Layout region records
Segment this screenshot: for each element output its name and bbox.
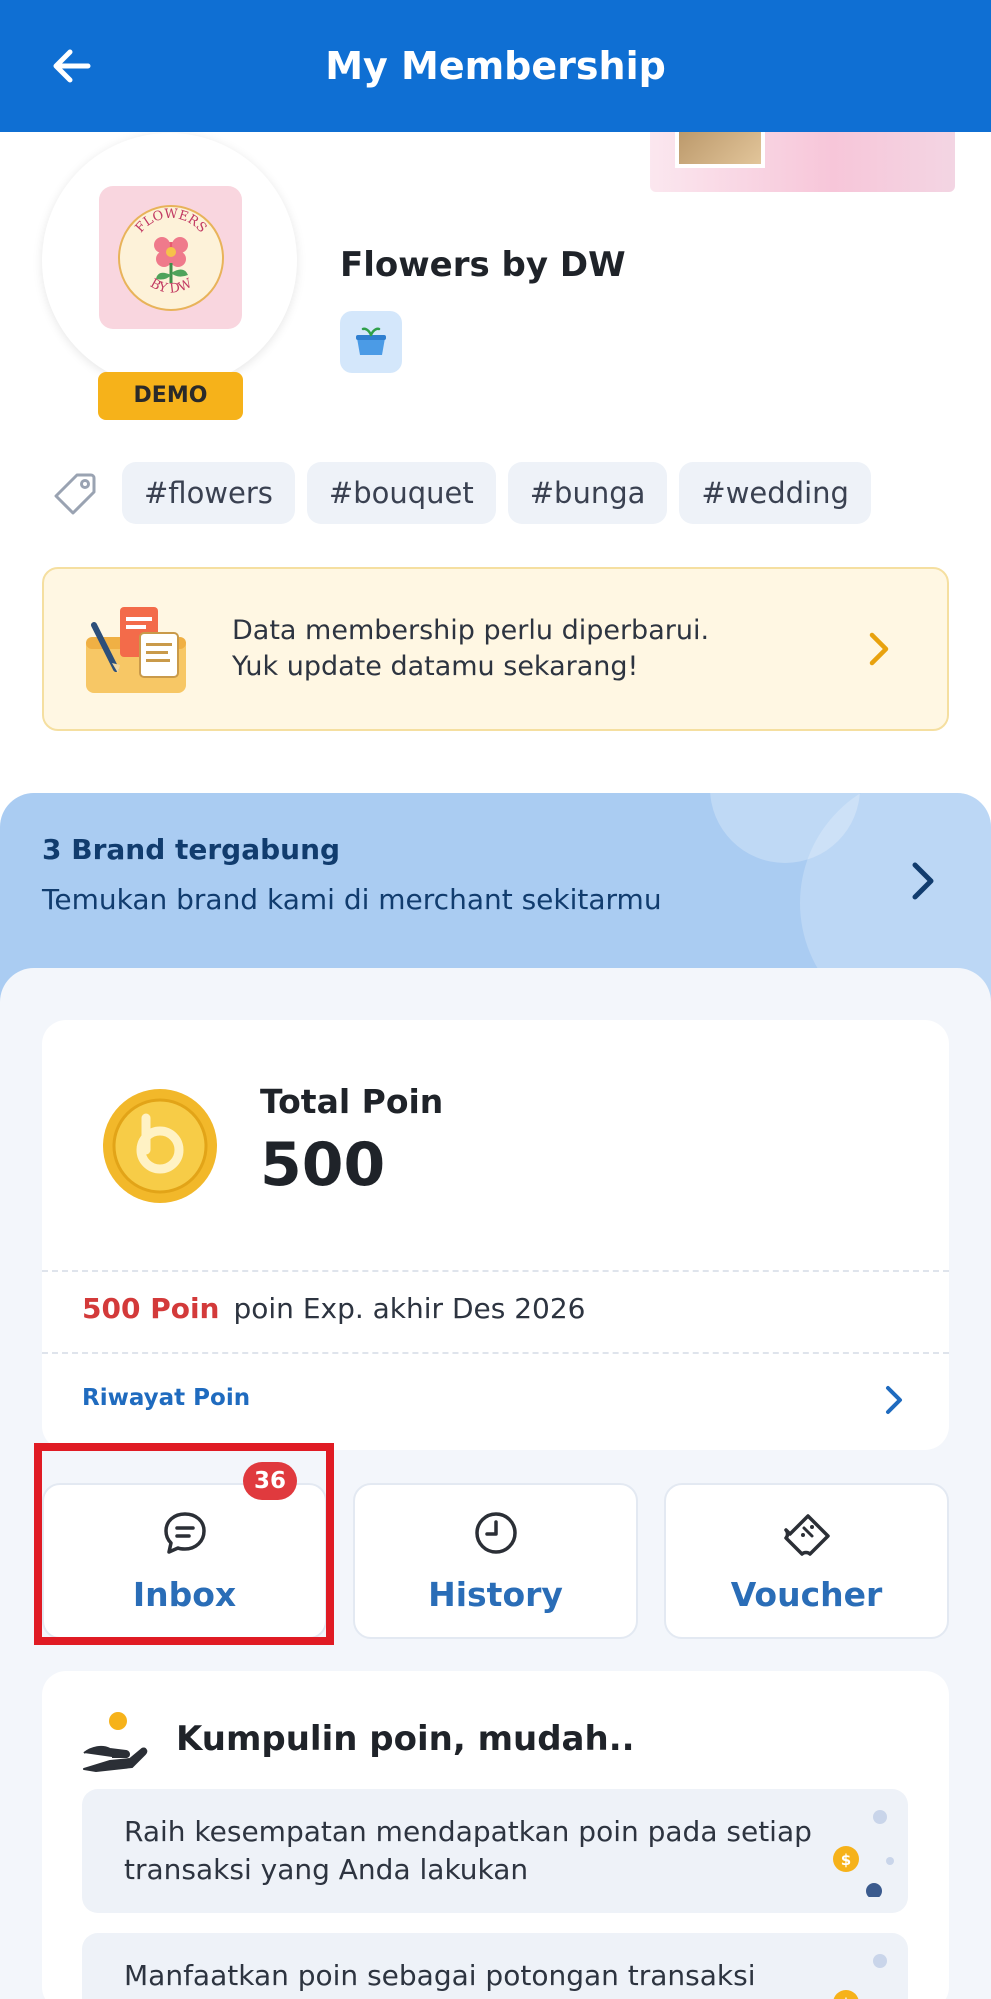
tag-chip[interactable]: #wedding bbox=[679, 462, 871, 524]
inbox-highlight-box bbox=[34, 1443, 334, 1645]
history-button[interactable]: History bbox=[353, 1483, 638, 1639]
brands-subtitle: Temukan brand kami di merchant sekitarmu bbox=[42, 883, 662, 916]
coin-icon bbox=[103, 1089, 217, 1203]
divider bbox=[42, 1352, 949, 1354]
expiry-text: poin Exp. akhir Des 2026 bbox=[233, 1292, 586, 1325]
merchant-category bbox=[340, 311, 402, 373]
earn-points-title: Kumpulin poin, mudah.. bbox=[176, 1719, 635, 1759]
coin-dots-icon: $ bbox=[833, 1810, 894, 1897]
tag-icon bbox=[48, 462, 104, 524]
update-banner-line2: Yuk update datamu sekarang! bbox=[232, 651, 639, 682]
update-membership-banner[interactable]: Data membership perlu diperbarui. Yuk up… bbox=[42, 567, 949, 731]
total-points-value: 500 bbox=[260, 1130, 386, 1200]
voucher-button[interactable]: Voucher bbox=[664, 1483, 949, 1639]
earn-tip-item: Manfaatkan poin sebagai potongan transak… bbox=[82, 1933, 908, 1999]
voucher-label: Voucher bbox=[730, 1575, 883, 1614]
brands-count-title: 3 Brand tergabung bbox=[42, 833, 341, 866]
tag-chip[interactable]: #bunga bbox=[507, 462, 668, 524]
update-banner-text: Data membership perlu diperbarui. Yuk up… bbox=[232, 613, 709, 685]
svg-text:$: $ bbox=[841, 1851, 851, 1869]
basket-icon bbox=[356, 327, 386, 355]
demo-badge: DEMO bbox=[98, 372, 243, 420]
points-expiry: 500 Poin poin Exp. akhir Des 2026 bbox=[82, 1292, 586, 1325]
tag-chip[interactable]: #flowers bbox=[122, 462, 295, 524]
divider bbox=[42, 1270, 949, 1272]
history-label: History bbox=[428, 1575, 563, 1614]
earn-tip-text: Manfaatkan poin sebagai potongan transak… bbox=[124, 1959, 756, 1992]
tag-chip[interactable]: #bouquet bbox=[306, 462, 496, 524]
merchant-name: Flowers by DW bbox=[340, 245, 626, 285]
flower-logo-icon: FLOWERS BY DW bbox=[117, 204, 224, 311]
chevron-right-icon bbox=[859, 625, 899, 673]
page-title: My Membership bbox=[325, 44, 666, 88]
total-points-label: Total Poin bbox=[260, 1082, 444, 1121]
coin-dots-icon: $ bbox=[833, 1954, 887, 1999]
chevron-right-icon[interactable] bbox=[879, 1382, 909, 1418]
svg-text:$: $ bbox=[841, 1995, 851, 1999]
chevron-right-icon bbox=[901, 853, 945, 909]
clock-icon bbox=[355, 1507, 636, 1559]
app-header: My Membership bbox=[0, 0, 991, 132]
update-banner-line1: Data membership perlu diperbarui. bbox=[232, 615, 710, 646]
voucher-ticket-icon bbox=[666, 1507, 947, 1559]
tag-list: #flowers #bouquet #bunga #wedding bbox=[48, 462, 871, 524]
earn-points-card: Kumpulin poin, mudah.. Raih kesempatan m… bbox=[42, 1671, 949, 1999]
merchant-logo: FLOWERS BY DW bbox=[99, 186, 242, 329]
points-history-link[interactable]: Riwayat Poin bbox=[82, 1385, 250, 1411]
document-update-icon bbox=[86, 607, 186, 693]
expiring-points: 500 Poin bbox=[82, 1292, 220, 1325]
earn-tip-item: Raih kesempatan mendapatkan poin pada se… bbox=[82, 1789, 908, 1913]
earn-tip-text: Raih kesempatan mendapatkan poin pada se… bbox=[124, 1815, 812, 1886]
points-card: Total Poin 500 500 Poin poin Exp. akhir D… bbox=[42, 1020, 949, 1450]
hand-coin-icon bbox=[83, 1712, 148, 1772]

* * *

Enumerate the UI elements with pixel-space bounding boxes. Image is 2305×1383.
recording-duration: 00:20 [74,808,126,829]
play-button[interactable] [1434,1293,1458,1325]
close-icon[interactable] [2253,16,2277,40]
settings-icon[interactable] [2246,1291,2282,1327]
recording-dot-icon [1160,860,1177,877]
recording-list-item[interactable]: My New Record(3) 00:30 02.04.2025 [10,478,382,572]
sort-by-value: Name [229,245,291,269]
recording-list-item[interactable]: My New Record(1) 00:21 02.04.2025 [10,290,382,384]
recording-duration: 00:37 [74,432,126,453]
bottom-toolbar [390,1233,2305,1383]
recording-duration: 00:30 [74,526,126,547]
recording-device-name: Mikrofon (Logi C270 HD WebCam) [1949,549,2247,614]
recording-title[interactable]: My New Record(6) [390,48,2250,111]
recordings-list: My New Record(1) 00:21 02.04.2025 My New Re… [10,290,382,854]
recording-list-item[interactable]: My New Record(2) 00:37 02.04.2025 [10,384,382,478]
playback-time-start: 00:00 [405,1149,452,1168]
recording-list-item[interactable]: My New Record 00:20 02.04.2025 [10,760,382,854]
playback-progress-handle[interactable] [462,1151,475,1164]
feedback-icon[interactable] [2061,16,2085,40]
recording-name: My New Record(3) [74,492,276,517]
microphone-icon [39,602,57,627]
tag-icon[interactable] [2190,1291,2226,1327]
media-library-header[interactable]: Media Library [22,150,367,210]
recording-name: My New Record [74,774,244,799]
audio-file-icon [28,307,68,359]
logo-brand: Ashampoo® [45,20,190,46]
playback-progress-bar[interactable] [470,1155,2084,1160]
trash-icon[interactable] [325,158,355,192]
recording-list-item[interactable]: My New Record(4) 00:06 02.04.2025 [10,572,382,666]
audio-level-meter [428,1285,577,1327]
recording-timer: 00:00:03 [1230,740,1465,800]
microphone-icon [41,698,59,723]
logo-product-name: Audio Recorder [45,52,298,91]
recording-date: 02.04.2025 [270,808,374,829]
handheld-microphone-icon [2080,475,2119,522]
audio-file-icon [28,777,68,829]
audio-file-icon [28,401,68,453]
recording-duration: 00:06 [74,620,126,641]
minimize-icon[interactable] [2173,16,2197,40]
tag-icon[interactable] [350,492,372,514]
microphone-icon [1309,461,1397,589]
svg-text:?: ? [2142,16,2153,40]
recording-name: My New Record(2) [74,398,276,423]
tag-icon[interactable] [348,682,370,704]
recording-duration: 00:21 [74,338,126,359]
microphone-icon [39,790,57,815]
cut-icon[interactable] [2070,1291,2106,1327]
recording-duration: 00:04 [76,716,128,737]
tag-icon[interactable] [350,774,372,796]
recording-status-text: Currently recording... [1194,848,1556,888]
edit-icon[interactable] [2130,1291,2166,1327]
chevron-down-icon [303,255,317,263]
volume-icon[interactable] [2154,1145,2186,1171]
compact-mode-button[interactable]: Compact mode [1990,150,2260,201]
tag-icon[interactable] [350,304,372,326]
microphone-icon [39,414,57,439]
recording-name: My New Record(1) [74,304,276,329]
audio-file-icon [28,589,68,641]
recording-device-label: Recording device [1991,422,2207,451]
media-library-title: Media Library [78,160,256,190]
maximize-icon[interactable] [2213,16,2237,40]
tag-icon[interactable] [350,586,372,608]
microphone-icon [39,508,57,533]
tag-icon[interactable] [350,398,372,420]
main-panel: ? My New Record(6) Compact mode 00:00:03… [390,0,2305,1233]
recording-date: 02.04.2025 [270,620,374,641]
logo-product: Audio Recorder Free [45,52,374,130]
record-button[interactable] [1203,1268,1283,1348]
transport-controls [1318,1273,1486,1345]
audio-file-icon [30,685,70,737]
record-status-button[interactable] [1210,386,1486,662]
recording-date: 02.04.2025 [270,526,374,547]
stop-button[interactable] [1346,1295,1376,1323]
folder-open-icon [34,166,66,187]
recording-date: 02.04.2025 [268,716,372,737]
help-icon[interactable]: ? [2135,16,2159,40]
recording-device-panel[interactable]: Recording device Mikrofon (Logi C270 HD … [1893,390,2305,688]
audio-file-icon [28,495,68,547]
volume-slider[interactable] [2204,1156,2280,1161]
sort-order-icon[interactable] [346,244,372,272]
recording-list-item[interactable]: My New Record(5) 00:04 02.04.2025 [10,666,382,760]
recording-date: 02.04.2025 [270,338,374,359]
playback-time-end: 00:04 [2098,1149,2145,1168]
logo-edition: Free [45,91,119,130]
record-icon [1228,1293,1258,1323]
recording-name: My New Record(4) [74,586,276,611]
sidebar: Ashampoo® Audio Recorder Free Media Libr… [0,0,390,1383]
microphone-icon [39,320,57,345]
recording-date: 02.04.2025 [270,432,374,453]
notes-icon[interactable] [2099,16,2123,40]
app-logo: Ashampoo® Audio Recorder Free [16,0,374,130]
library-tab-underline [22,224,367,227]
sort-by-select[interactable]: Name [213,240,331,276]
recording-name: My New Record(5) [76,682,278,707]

**The exercise:** Gather every line from the items above that contains the string "points".

**Output of the exercise:**
earn-points-title: Kumpulin poin, mudah.. bbox=[176, 1719, 635, 1759]
total-points-value: 500 bbox=[260, 1130, 386, 1200]
points-expiry: 500 Poin poin Exp. akhir Des 2026 bbox=[82, 1292, 586, 1325]
total-points-label: Total Poin bbox=[260, 1082, 444, 1121]
earn-points-card: Kumpulin poin, mudah.. Raih kesempatan m… bbox=[42, 1671, 949, 1999]
points-history-link[interactable]: Riwayat Poin bbox=[82, 1385, 250, 1411]
expiring-points: 500 Poin bbox=[82, 1292, 220, 1325]
points-card: Total Poin 500 500 Poin poin Exp. akhir D… bbox=[42, 1020, 949, 1450]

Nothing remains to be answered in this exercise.